> _WHAT THE EXERCISE ASKS_:
Nothing in the records may be left out or altered; reproduce them all exactly.

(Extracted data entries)
※ ※ ※

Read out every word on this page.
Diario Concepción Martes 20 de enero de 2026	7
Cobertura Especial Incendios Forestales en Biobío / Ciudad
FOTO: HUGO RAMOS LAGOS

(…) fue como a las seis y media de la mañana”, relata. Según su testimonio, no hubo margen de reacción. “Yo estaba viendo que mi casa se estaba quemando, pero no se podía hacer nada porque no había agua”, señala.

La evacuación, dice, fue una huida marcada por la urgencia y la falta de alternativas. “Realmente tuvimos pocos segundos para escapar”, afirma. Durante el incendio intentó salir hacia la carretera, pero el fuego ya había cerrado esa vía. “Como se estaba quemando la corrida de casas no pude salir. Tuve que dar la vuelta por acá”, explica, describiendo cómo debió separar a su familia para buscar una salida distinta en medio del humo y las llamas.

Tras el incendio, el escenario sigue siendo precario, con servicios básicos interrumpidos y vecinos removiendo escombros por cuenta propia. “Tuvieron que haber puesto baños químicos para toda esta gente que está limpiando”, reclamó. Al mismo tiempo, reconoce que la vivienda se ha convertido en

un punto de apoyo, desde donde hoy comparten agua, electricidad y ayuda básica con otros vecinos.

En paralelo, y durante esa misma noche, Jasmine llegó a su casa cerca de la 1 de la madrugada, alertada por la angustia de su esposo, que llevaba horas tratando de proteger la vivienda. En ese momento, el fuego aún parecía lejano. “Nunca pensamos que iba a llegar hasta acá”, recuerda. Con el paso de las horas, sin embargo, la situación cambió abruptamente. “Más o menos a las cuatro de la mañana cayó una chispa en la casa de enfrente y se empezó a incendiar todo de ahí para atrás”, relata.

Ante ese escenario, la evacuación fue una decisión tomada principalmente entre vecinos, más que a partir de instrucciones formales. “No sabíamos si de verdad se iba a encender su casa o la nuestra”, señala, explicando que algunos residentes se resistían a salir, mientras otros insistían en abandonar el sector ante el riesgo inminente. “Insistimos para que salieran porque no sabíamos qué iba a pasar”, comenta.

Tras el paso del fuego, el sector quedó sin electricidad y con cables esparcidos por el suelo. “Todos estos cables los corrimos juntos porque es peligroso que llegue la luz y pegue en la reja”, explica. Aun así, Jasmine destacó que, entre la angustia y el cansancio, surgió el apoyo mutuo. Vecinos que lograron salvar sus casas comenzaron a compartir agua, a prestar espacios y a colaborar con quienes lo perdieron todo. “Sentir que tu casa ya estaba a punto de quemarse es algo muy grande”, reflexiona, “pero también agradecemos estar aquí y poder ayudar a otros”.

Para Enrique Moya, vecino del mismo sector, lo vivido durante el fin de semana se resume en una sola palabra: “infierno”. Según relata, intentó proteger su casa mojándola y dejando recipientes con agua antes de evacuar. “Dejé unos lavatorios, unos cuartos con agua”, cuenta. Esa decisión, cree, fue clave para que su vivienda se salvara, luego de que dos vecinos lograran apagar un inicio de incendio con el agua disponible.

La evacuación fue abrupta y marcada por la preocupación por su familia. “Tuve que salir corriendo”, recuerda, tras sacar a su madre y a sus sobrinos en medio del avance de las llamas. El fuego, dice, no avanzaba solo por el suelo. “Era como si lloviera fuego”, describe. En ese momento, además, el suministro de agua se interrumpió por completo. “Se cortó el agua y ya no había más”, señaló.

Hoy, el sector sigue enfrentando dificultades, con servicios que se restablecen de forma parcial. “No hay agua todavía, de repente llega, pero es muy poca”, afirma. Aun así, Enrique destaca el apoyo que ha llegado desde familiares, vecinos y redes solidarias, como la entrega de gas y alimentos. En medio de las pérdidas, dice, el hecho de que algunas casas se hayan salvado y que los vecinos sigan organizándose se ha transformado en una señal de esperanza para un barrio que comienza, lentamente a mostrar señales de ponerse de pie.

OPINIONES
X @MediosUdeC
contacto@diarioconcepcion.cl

※ ※ ※

> _COMPLETE OUTPUT_:
Read out every word on this page.
Diario Concepción Martes 20 de enero de 2026	7
Cobertura Especial Incendios Forestales en Biobío / Ciudad
FOTO: HUGO RAMOS LAGOS

(…) fue como a las seis y media de la mañana”, relata. Según su testimonio, no hubo margen de reacción. “Yo estaba viendo que mi casa se estaba quemando, pero no se podía hacer nada porque no había agua”, señala.

La evacuación, dice, fue una huida marcada por la urgencia y la falta de alternativas. “Realmente tuvimos pocos segundos para escapar”, afirma. Durante el incendio intentó salir hacia la carretera, pero el fuego ya había cerrado esa vía. “Como se estaba quemando la corrida de casas no pude salir. Tuve que dar la vuelta por acá”, explica, describiendo cómo debió separar a su familia para buscar una salida distinta en medio del humo y las llamas.

Tras el incendio, el escenario sigue siendo precario, con servicios básicos interrumpidos y vecinos removiendo escombros por cuenta propia. “Tuvieron que haber puesto baños químicos para toda esta gente que está limpiando”, reclamó. Al mismo tiempo, reconoce que la vivienda se ha convertido en

un punto de apoyo, desde donde hoy comparten agua, electricidad y ayuda básica con otros vecinos.

En paralelo, y durante esa misma noche, Jasmine llegó a su casa cerca de la 1 de la madrugada, alertada por la angustia de su esposo, que llevaba horas tratando de proteger la vivienda. En ese momento, el fuego aún parecía lejano. “Nunca pensamos que iba a llegar hasta acá”, recuerda. Con el paso de las horas, sin embargo, la situación cambió abruptamente. “Más o menos a las cuatro de la mañana cayó una chispa en la casa de enfrente y se empezó a incendiar todo de ahí para atrás”, relata.

Ante ese escenario, la evacuación fue una decisión tomada principalmente entre vecinos, más que a partir de instrucciones formales. “No sabíamos si de verdad se iba a encender su casa o la nuestra”, señala, explicando que algunos residentes se resistían a salir, mientras otros insistían en abandonar el sector ante el riesgo inminente. “Insistimos para que salieran porque no sabíamos qué iba a pasar”, comenta.

Tras el paso del fuego, el sector quedó sin electricidad y con cables esparcidos por el suelo. “Todos estos cables los corrimos juntos porque es peligroso que llegue la luz y pegue en la reja”, explica. Aun así, Jasmine destacó que, entre la angustia y el cansancio, surgió el apoyo mutuo. Vecinos que lograron salvar sus casas comenzaron a compartir agua, a prestar espacios y a colaborar con quienes lo perdieron todo. “Sentir que tu casa ya estaba a punto de quemarse es algo muy grande”, reflexiona, “pero también agradecemos estar aquí y poder ayudar a otros”.

Para Enrique Moya, vecino del mismo sector, lo vivido durante el fin de semana se resume en una sola palabra: “infierno”. Según relata, intentó proteger su casa mojándola y dejando recipientes con agua antes de evacuar. “Dejé unos lavatorios, unos cuartos con agua”, cuenta. Esa decisión, cree, fue clave para que su vivienda se salvara, luego de que dos vecinos lograran apagar un inicio de incendio con el agua disponible.

La evacuación fue abrupta y marcada por la preocupación por su familia. “Tuve que salir corriendo”, recuerda, tras sacar a su madre y a sus sobrinos en medio del avance de las llamas. El fuego, dice, no avanzaba solo por el suelo. “Era como si lloviera fuego”, describe. En ese momento, además, el suministro de agua se interrumpió por completo. “Se cortó el agua y ya no había más”, señaló.

Hoy, el sector sigue enfrentando dificultades, con servicios que se restablecen de forma parcial. “No hay agua todavía, de repente llega, pero es muy poca”, afirma. Aun así, Enrique destaca el apoyo que ha llegado desde familiares, vecinos y redes solidarias, como la entrega de gas y alimentos. En medio de las pérdidas, dice, el hecho de que algunas casas se hayan salvado y que los vecinos sigan organizándose se ha transformado en una señal de esperanza para un barrio que comienza, lentamente a mostrar señales de ponerse de pie.

OPINIONES
X @MediosUdeC
contacto@diarioconcepcion.cl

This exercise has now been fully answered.